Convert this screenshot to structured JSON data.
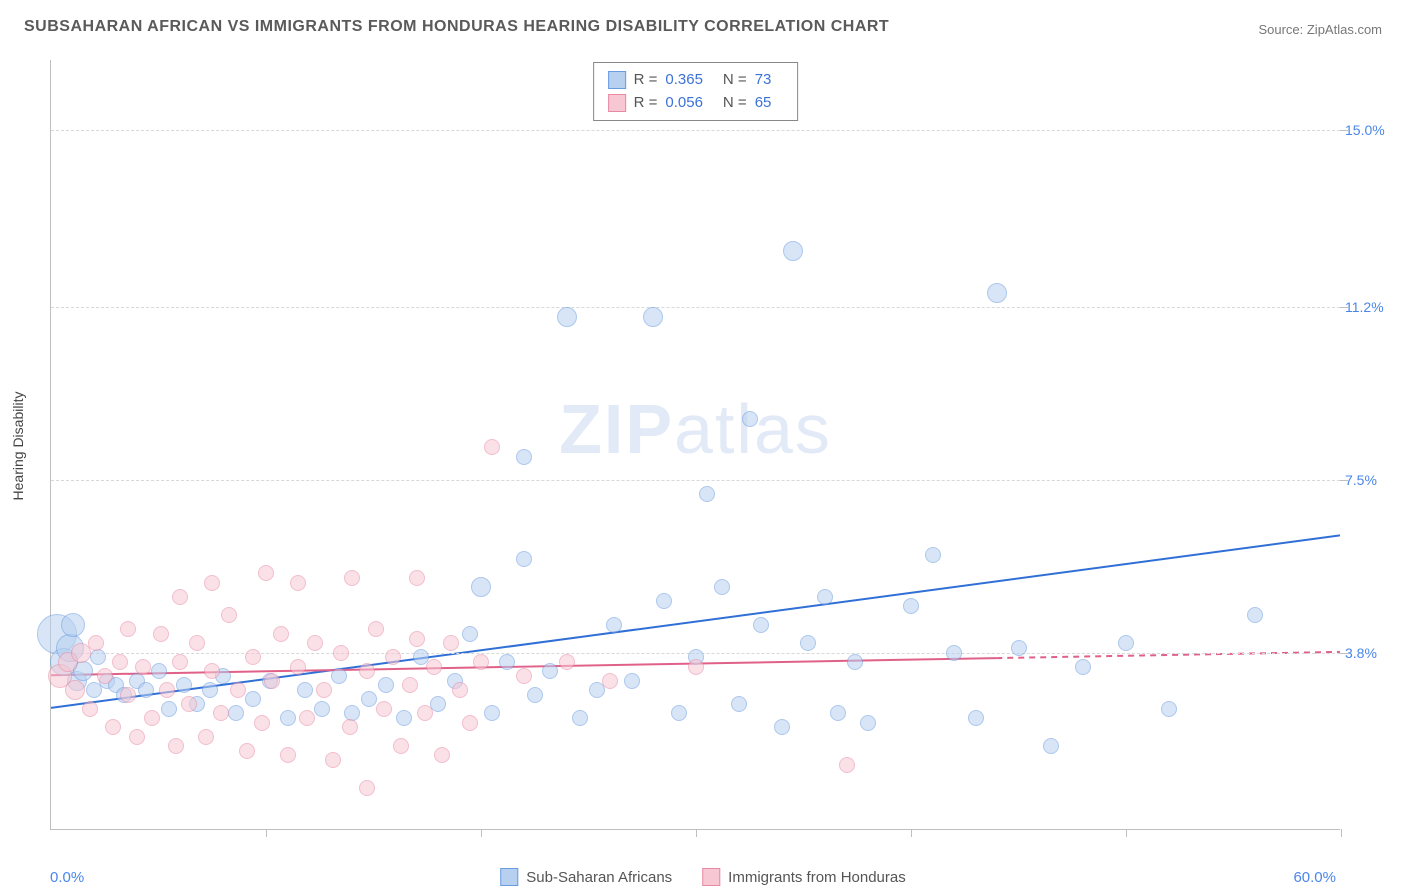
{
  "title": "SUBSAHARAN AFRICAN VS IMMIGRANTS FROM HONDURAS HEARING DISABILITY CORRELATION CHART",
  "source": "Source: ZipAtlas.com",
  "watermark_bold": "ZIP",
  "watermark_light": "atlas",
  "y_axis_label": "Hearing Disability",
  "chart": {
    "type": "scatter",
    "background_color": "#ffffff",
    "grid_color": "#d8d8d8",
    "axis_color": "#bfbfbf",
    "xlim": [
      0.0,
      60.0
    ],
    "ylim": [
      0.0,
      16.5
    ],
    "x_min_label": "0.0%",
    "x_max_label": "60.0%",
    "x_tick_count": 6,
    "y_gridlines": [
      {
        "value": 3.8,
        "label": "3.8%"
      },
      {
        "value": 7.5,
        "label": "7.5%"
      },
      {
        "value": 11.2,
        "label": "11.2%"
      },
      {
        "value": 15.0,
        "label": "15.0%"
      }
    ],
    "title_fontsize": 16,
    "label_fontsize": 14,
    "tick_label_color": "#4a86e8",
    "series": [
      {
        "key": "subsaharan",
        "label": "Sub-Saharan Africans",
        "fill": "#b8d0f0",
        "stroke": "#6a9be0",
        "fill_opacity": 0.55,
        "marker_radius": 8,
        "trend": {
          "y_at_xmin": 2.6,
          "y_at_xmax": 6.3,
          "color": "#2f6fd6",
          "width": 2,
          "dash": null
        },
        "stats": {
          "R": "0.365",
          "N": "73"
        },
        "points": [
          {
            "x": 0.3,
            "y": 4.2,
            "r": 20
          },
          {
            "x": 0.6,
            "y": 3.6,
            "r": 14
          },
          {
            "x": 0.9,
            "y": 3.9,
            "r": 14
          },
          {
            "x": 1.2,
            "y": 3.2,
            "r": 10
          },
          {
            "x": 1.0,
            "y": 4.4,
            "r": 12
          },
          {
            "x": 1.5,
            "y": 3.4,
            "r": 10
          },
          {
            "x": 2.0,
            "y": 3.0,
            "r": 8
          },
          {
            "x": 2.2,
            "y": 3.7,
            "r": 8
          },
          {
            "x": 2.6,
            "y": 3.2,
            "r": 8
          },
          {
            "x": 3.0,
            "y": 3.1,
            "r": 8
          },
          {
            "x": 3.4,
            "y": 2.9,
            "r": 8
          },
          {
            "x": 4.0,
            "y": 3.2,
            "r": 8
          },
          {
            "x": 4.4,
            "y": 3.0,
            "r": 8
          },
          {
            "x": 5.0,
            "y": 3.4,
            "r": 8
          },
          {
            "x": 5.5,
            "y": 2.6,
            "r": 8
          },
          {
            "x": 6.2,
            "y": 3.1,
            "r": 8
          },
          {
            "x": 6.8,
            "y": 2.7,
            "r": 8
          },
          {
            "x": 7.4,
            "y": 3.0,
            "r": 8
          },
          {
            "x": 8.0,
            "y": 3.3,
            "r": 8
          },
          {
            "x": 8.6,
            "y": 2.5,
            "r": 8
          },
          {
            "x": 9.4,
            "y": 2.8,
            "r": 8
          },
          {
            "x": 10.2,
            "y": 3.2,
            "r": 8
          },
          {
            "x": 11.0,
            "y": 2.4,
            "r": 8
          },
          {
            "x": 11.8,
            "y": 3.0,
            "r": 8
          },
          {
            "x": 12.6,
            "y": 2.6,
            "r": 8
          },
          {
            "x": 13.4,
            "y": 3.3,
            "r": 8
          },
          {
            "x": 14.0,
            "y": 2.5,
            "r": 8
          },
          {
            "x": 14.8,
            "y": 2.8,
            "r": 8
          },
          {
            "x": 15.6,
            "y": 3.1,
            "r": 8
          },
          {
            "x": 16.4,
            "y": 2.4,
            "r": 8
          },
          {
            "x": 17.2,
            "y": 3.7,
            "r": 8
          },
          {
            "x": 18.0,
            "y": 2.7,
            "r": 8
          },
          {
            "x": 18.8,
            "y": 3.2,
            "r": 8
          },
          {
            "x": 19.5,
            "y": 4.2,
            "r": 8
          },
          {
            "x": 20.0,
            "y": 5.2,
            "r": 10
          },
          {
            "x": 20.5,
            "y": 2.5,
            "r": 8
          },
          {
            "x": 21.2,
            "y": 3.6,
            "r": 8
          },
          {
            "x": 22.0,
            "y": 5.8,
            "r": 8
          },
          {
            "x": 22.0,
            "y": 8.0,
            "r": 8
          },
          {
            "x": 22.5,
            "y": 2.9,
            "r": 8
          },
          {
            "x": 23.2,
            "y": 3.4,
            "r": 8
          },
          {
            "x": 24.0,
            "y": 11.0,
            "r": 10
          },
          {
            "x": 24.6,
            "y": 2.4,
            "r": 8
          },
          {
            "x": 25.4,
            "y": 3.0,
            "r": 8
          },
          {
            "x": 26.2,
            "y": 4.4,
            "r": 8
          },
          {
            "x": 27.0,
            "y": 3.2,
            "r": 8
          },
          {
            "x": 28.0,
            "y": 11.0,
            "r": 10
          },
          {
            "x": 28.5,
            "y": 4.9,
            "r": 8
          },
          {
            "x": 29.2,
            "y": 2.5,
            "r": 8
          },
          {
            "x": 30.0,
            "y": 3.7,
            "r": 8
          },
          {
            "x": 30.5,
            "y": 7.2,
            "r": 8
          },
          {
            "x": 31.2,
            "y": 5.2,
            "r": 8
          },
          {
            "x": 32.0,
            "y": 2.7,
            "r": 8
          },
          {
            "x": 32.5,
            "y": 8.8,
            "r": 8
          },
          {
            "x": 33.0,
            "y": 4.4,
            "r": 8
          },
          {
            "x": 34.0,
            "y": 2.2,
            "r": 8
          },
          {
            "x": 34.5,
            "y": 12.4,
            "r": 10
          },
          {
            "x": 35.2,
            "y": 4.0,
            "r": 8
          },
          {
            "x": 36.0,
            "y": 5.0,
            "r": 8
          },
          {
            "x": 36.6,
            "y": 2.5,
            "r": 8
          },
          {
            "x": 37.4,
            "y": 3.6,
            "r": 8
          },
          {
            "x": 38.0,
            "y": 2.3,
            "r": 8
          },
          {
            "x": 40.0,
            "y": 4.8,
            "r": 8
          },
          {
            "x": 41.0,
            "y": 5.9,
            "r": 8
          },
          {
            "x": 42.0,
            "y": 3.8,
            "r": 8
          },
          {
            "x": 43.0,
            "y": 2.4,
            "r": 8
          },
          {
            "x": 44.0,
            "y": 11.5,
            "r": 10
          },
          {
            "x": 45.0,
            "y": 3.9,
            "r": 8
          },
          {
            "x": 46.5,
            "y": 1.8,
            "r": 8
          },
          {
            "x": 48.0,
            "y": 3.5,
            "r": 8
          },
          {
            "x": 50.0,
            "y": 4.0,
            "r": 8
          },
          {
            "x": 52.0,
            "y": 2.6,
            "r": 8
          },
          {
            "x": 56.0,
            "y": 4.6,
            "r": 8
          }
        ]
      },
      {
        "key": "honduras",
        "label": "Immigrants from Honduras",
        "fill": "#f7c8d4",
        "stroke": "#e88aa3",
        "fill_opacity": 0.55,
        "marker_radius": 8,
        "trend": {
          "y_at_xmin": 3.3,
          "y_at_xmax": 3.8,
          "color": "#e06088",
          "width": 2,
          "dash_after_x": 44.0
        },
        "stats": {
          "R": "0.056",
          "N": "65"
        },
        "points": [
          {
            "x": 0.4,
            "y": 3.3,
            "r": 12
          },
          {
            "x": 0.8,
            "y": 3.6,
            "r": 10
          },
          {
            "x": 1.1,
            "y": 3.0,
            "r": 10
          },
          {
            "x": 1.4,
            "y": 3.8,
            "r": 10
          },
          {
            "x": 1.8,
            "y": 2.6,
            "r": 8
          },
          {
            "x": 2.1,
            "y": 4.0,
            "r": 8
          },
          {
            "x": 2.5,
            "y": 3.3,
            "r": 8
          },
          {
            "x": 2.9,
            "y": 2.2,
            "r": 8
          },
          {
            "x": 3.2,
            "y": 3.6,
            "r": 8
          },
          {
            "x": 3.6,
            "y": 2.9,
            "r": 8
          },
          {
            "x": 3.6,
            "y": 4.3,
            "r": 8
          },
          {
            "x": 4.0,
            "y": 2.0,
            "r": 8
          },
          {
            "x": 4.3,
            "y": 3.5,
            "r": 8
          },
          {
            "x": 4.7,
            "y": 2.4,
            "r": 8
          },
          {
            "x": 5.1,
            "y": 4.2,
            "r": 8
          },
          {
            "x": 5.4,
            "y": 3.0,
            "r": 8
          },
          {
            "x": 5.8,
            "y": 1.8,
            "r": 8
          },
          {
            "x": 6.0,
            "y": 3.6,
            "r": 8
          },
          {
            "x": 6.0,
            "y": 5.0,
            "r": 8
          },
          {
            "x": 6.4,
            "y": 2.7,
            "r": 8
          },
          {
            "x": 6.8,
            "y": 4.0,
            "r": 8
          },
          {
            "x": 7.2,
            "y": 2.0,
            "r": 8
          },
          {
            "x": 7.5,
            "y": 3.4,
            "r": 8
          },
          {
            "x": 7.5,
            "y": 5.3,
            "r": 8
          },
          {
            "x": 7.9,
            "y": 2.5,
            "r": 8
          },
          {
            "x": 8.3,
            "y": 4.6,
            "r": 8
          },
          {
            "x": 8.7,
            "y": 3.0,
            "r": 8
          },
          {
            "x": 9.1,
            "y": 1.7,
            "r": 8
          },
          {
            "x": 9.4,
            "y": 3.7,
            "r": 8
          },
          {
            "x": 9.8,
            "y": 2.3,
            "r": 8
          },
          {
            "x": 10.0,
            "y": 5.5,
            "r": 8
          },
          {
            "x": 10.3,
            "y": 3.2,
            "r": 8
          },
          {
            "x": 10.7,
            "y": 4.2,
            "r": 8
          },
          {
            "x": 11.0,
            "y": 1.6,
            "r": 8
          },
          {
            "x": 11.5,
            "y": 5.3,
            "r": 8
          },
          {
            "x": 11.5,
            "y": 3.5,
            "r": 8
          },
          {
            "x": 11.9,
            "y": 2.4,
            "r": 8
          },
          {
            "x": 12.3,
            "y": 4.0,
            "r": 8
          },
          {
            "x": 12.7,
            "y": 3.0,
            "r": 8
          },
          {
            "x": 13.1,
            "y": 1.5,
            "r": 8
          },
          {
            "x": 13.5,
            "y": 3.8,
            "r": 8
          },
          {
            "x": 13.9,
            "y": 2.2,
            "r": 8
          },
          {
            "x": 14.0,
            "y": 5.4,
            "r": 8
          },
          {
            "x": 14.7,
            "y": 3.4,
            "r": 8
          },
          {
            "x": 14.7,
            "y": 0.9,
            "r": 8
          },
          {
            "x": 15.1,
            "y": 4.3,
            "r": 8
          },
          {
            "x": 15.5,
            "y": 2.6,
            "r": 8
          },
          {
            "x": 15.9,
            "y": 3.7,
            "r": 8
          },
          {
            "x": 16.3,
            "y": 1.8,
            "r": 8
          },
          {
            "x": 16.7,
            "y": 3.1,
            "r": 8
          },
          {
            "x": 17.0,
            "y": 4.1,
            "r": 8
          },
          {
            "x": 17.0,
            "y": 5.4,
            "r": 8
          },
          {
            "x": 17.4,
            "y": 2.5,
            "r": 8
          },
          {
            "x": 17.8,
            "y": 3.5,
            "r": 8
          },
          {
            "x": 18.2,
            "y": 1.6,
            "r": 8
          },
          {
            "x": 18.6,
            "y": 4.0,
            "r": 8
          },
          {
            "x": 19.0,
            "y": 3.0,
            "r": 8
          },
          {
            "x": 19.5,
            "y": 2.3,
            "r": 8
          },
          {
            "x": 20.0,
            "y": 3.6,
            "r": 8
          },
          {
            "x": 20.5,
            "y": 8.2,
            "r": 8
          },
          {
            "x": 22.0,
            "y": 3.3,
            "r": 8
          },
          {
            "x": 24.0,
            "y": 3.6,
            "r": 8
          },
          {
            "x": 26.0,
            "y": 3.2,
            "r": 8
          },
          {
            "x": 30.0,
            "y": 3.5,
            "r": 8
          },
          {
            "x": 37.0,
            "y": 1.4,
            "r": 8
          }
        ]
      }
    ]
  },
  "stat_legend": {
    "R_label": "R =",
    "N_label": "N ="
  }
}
---------------
Set problem → Identify each line holding the string "value", and copy it out.

Written response →
        "value": 3.8,
        "value": 7.5,
        "value": 11.2,
        "value": 15.0,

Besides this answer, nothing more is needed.